Retype all the records with nothing changed.

· · ·

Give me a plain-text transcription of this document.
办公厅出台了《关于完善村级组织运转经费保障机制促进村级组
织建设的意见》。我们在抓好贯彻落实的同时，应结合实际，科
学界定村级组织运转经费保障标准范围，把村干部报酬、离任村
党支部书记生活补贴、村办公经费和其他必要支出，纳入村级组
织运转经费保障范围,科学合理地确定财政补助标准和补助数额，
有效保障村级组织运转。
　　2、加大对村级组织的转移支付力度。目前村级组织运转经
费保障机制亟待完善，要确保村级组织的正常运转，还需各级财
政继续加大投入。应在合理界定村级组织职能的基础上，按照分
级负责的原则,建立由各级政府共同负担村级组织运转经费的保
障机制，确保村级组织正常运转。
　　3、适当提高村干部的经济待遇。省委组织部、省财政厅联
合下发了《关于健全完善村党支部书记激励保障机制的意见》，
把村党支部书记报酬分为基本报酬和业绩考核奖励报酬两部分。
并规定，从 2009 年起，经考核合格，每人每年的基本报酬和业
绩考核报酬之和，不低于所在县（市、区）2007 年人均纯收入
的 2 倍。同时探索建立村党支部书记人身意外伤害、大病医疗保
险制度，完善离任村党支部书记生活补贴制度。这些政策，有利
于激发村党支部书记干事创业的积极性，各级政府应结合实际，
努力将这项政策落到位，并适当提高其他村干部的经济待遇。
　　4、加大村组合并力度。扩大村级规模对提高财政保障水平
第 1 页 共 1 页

· · ·

> [Result]:
Give me a plain-text transcription of this document.
办公厅出台了《关于完善村级组织运转经费保障机制促进村级组
织建设的意见》。我们在抓好贯彻落实的同时，应结合实际，科
学界定村级组织运转经费保障标准范围，把村干部报酬、离任村
党支部书记生活补贴、村办公经费和其他必要支出，纳入村级组
织运转经费保障范围,科学合理地确定财政补助标准和补助数额，
有效保障村级组织运转。
　　2、加大对村级组织的转移支付力度。目前村级组织运转经
费保障机制亟待完善，要确保村级组织的正常运转，还需各级财
政继续加大投入。应在合理界定村级组织职能的基础上，按照分
级负责的原则,建立由各级政府共同负担村级组织运转经费的保
障机制，确保村级组织正常运转。
　　3、适当提高村干部的经济待遇。省委组织部、省财政厅联
合下发了《关于健全完善村党支部书记激励保障机制的意见》，
把村党支部书记报酬分为基本报酬和业绩考核奖励报酬两部分。
并规定，从 2009 年起，经考核合格，每人每年的基本报酬和业
绩考核报酬之和，不低于所在县（市、区）2007 年人均纯收入
的 2 倍。同时探索建立村党支部书记人身意外伤害、大病医疗保
险制度，完善离任村党支部书记生活补贴制度。这些政策，有利
于激发村党支部书记干事创业的积极性，各级政府应结合实际，
努力将这项政策落到位，并适当提高其他村干部的经济待遇。
　　4、加大村组合并力度。扩大村级规模对提高财政保障水平
第 1 页 共 1 页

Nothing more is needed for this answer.